§ **Exercise prompt**
Check every line for the word "location" and give the number of lines where it occurs, nothing else.

[Stored dataset items]
────

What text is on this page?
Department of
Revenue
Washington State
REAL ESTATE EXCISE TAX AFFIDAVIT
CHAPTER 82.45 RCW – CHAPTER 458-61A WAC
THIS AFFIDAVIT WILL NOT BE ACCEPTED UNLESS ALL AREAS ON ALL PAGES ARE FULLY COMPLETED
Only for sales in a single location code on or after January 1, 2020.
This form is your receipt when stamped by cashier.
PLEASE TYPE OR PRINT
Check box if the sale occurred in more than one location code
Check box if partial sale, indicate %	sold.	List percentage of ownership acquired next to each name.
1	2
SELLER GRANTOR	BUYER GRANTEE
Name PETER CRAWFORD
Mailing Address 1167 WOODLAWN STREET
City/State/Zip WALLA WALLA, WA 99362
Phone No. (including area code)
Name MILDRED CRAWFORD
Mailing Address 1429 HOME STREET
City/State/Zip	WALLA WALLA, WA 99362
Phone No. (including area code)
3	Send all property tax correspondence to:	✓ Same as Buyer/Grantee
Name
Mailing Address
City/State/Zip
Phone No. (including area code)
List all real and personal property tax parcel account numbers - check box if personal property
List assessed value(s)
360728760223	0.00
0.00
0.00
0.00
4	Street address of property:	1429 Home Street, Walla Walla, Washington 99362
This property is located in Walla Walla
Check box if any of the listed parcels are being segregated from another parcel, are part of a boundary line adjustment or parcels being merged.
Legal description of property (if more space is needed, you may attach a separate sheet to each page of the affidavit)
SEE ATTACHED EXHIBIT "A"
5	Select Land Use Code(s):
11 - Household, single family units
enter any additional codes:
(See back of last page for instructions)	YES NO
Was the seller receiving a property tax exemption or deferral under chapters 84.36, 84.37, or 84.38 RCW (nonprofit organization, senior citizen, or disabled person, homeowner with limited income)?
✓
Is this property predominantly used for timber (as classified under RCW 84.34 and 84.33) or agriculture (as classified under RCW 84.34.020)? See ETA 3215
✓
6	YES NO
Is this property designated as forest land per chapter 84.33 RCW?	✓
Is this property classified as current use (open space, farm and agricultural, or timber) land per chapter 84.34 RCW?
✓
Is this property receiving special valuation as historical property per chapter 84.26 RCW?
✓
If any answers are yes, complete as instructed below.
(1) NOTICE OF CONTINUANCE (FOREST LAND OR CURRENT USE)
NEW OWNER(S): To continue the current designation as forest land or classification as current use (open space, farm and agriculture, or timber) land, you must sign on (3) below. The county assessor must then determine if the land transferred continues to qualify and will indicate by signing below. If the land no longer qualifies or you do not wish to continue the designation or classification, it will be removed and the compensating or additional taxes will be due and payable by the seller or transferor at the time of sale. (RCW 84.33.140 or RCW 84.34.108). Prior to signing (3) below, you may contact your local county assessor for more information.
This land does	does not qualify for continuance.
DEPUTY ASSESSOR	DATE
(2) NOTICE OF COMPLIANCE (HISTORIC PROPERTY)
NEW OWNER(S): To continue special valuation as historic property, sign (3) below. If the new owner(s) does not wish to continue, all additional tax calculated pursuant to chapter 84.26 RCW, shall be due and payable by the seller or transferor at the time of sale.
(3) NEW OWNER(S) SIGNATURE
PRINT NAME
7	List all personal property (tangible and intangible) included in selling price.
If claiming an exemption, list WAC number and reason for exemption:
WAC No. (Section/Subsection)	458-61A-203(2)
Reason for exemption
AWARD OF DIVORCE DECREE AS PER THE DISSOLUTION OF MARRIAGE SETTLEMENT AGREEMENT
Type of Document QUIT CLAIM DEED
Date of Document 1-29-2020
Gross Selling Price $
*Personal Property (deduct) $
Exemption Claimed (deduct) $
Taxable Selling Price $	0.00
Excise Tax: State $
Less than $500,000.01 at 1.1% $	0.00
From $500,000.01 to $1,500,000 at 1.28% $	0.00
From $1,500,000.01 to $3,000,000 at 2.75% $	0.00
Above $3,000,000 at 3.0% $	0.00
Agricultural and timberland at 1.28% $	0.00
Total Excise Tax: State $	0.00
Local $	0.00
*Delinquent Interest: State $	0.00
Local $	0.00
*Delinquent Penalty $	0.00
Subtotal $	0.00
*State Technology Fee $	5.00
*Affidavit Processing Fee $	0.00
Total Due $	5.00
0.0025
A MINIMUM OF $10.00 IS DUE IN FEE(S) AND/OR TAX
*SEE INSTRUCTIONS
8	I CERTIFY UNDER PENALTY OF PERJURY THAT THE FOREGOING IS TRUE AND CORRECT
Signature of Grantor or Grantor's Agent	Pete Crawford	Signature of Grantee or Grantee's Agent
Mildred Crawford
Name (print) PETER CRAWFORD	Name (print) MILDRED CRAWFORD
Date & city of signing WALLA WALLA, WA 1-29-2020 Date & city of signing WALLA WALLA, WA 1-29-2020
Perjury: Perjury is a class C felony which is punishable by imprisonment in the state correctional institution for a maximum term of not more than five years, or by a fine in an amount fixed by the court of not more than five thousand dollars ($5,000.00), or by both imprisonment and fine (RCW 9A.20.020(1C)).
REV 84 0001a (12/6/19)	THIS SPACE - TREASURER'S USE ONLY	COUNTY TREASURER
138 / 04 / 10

────

§ **Exercise answer**
2